[Problem description]
Return all lines in the material below that contain "Шепелев".

··········

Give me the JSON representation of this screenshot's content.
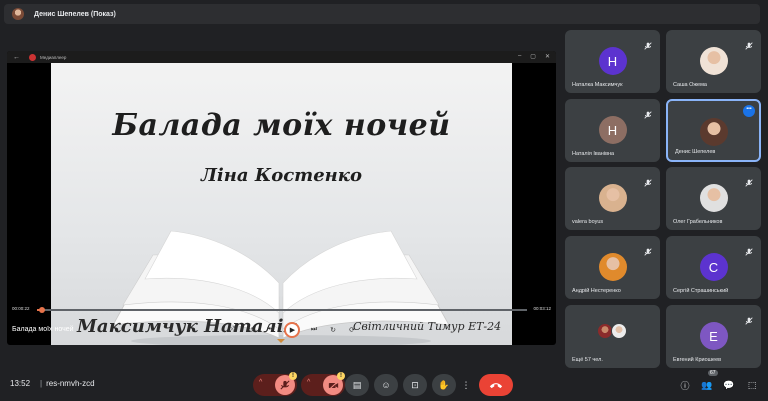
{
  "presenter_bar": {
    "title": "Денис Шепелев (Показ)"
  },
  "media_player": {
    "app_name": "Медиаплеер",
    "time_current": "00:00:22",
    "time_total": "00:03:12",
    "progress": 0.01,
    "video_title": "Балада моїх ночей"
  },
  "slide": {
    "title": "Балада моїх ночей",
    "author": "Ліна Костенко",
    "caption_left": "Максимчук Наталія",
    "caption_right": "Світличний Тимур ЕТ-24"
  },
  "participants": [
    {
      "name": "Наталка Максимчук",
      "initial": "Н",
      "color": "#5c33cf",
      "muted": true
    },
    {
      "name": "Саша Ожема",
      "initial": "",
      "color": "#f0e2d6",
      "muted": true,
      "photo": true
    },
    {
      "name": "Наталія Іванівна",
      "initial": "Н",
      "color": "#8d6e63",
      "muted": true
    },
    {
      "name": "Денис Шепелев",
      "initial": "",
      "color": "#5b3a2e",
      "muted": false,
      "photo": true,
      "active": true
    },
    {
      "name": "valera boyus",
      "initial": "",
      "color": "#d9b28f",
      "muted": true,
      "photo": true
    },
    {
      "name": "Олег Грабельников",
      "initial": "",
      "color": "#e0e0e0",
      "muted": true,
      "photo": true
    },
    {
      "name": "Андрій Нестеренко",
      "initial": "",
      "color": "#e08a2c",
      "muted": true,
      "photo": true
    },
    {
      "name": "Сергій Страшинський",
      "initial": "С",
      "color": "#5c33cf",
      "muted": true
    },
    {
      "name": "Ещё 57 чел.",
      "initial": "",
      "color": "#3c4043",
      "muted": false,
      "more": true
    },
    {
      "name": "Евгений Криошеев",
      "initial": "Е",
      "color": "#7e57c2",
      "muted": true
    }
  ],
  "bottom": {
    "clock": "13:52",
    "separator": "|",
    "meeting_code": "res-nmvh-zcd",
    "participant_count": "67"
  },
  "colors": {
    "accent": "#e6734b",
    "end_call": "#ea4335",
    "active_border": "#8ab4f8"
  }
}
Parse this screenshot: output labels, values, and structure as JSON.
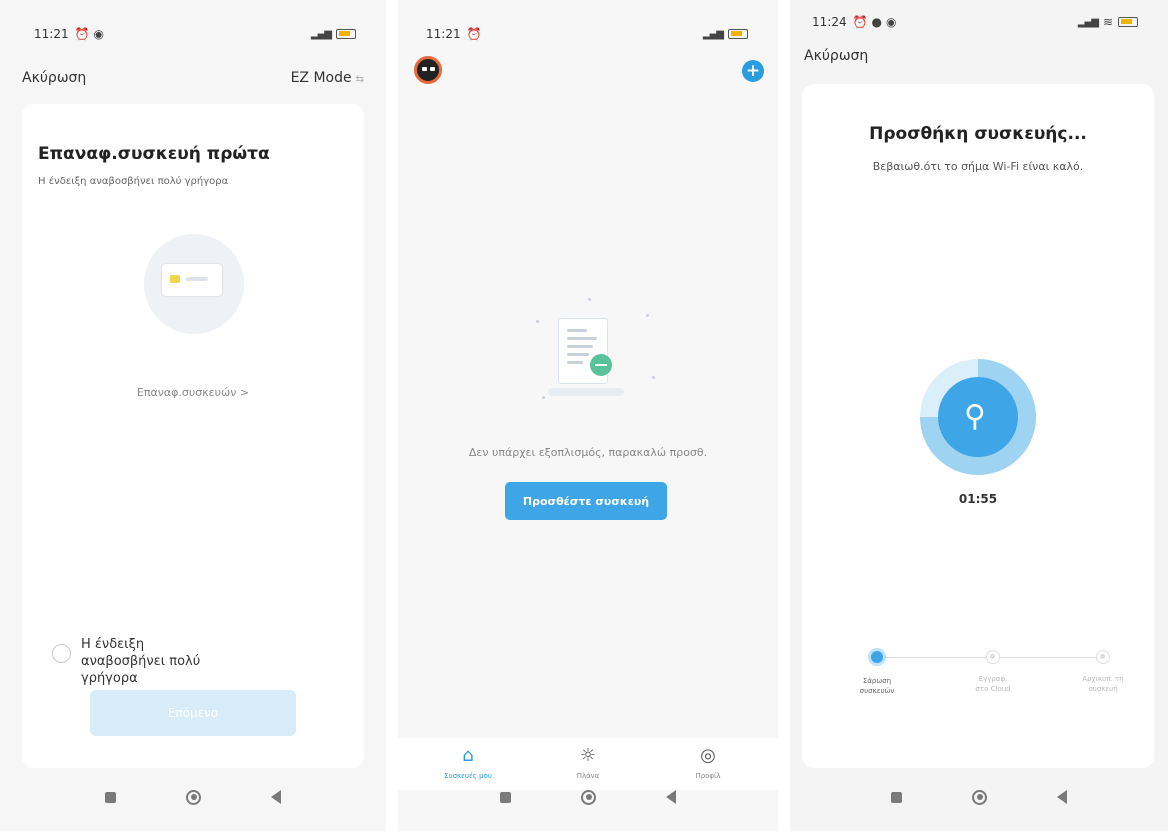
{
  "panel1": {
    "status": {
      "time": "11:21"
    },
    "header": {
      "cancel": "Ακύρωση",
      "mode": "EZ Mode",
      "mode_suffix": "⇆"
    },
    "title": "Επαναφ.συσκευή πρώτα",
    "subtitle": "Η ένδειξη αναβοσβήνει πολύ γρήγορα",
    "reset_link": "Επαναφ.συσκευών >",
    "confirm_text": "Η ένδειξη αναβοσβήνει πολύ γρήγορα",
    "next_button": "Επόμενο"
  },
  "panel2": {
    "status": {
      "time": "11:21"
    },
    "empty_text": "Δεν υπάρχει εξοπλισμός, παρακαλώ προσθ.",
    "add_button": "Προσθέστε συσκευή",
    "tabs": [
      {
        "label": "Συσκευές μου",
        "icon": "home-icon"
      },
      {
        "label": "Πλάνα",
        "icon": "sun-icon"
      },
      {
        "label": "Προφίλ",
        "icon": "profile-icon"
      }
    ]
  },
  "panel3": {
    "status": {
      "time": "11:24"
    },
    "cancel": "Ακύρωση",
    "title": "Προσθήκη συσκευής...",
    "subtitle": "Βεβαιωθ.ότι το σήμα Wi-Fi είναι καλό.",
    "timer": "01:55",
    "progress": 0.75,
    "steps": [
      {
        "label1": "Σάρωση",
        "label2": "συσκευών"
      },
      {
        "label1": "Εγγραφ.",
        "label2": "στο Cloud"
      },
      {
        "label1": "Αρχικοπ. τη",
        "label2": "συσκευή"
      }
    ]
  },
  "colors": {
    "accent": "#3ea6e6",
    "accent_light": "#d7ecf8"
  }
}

··········

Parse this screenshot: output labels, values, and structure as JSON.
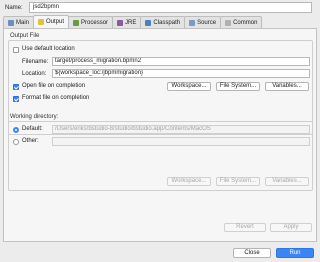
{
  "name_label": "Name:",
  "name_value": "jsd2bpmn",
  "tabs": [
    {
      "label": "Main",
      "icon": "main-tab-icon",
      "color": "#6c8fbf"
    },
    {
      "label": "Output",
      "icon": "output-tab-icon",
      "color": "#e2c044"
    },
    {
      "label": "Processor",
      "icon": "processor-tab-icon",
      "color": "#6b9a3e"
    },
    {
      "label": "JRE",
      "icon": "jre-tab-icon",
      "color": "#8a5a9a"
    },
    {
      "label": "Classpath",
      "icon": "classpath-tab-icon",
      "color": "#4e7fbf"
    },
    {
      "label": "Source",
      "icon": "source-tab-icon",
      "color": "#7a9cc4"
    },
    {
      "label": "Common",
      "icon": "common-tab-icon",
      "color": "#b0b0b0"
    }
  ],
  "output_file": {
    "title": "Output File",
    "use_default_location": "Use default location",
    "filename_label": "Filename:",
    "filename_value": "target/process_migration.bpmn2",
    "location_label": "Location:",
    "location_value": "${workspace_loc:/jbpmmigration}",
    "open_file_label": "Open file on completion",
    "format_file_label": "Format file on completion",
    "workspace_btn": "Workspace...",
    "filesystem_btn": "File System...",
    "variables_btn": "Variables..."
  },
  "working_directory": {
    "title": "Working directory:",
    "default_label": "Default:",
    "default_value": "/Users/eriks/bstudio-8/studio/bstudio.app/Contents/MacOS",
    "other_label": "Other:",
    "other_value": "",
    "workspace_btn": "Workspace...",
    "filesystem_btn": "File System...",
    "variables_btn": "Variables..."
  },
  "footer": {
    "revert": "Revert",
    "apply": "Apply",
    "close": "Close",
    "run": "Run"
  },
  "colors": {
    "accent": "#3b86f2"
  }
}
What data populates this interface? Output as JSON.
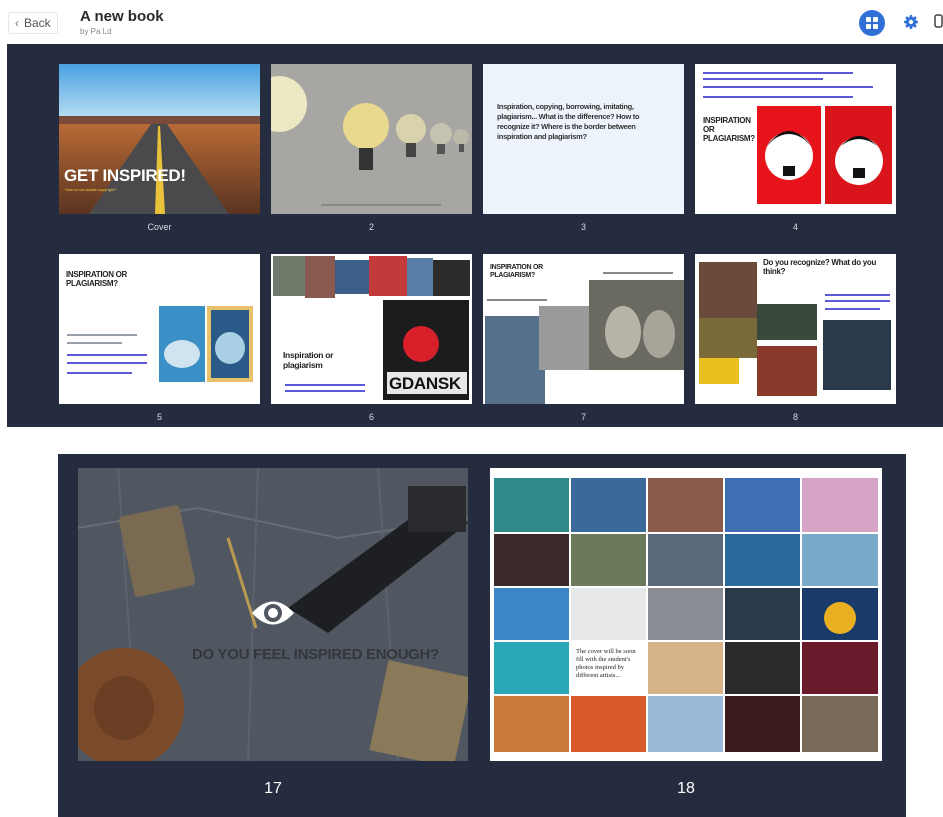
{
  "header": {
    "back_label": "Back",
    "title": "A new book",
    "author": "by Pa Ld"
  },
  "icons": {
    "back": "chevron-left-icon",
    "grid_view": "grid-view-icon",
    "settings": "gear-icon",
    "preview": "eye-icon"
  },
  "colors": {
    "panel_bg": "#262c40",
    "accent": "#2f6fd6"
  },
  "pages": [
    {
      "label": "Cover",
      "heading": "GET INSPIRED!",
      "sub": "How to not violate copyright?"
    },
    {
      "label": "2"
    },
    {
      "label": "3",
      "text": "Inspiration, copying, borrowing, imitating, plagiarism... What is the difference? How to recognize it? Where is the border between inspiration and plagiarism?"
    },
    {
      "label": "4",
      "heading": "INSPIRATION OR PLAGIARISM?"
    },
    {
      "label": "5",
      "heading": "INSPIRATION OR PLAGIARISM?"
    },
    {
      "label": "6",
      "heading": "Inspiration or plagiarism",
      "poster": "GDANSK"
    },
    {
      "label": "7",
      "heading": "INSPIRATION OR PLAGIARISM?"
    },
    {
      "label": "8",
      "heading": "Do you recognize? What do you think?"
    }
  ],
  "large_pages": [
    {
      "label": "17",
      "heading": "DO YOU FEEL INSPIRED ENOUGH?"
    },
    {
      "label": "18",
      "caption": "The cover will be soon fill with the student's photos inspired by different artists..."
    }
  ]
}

··········

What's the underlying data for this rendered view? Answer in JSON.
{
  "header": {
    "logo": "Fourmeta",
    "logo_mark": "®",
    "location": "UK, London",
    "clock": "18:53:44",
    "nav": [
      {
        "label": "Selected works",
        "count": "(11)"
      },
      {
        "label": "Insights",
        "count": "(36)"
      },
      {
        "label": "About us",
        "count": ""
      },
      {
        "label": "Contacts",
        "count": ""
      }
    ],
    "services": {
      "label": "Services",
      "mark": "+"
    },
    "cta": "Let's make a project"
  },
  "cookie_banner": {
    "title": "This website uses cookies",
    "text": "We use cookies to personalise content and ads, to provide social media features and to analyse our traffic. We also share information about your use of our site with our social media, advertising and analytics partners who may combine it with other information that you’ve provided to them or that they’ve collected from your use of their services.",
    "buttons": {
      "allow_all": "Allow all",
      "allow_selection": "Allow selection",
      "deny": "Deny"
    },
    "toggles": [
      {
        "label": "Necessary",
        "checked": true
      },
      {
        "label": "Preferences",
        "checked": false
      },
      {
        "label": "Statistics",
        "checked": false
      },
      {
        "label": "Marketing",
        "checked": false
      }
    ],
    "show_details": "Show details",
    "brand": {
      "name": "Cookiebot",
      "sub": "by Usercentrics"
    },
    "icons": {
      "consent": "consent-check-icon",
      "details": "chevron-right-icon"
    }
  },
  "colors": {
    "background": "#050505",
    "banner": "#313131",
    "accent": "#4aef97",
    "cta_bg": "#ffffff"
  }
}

··········

[Response for this exercise]
    "title": "Денис Шепелев (Показ)"
      "name": "Денис Шепелев",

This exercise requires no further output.